— begin Data excerpts —

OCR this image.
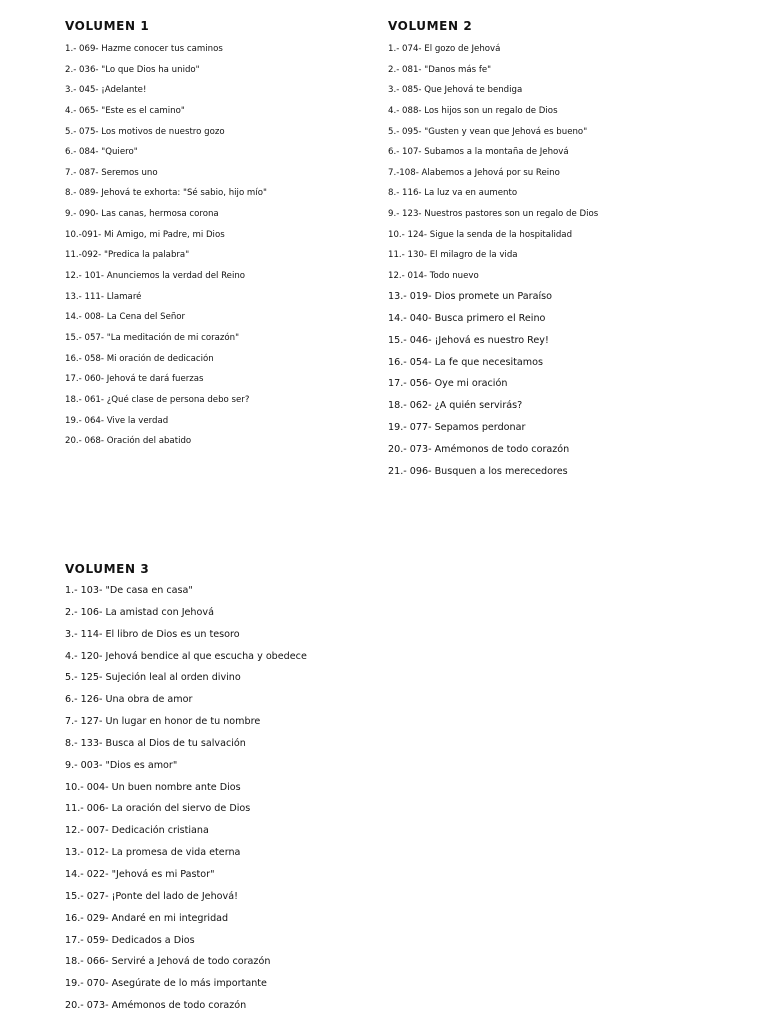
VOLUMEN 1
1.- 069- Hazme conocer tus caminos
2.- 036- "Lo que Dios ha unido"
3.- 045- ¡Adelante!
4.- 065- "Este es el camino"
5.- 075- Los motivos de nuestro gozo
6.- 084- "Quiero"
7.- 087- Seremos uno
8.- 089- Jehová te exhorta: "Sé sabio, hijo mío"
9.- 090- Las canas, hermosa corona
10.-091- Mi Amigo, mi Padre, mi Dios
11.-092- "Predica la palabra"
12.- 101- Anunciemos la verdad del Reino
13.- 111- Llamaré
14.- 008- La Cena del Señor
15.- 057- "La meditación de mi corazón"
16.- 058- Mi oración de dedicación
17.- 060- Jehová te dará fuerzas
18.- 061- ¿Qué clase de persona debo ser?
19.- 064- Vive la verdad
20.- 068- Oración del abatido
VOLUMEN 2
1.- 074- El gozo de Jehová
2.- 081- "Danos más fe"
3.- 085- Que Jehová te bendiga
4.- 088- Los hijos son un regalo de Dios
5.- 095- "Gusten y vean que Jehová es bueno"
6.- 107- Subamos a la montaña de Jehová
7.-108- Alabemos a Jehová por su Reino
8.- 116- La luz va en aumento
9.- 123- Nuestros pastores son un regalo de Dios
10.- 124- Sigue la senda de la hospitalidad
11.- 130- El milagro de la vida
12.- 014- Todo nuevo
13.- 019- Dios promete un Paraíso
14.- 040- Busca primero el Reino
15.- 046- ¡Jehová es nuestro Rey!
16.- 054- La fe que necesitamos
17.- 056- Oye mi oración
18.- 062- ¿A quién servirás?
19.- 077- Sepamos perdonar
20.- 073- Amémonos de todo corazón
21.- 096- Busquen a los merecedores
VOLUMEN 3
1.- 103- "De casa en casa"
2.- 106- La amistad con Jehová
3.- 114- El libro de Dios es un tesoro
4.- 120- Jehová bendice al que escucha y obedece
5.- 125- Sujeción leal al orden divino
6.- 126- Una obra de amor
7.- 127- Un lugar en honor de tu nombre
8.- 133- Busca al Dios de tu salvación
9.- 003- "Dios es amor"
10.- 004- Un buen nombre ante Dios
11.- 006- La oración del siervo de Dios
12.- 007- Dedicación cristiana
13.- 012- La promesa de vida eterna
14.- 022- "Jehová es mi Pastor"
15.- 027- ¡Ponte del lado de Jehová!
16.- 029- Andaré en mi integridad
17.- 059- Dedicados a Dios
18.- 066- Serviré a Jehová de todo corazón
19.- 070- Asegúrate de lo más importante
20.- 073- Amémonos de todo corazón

— end Data excerpts —
— begin Data excerpts —

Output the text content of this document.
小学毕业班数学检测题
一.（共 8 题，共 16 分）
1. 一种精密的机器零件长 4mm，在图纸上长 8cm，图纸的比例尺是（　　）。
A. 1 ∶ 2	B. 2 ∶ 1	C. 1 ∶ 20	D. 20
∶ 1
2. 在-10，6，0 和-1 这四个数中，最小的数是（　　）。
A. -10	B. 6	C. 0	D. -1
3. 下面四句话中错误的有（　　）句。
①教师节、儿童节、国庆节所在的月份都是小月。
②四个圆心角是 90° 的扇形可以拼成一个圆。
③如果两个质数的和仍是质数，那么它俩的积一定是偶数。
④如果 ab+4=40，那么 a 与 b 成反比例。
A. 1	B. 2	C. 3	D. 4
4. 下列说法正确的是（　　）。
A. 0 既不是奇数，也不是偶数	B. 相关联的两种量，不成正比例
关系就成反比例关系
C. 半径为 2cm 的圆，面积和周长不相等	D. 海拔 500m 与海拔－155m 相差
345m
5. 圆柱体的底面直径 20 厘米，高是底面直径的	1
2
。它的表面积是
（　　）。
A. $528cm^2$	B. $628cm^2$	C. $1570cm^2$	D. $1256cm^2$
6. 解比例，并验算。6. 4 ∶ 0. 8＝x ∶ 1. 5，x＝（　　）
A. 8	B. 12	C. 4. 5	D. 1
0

— end Data excerpts —
— begin Data excerpts —

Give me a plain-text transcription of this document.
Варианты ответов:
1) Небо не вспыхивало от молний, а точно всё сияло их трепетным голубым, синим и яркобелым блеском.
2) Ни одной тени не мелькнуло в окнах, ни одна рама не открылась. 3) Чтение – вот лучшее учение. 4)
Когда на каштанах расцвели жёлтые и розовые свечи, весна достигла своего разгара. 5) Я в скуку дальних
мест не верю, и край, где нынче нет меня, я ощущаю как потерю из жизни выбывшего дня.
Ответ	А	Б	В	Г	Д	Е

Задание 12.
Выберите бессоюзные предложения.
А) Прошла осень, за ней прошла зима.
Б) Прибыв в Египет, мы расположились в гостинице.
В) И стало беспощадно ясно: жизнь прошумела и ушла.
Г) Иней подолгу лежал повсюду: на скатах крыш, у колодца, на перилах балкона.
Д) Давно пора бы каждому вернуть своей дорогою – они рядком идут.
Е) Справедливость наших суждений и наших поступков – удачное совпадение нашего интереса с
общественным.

— end Data excerpts —

▸ Work to be completed
Return each line among the entries that holds the word "gozo".

▸ Correct answer
5.- 075- Los motivos de nuestro gozo
1.- 074- El gozo de Jehová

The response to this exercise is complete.